* The request
Extract the lines that carry the string "Step" from the listing.
--- Begin Recorded data ---
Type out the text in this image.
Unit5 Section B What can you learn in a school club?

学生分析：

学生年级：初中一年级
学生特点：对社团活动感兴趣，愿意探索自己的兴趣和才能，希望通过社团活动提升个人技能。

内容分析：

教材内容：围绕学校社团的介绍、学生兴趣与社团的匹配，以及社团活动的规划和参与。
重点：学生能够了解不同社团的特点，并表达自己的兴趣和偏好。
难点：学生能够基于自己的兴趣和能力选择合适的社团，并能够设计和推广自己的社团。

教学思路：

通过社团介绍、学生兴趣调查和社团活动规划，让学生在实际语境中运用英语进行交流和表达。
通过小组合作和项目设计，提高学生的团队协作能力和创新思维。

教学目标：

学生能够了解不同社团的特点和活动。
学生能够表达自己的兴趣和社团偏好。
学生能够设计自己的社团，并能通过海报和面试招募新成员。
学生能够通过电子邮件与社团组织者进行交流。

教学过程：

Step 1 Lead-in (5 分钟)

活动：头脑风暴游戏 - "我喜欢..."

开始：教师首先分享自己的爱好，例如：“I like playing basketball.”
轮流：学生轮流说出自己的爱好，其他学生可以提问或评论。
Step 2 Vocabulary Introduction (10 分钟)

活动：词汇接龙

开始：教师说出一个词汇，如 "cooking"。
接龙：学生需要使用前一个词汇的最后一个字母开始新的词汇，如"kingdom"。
--- End Recorded data ---
* Written solution
Step 1 Lead-in (5 分钟)
Step 2 Vocabulary Introduction (10 分钟)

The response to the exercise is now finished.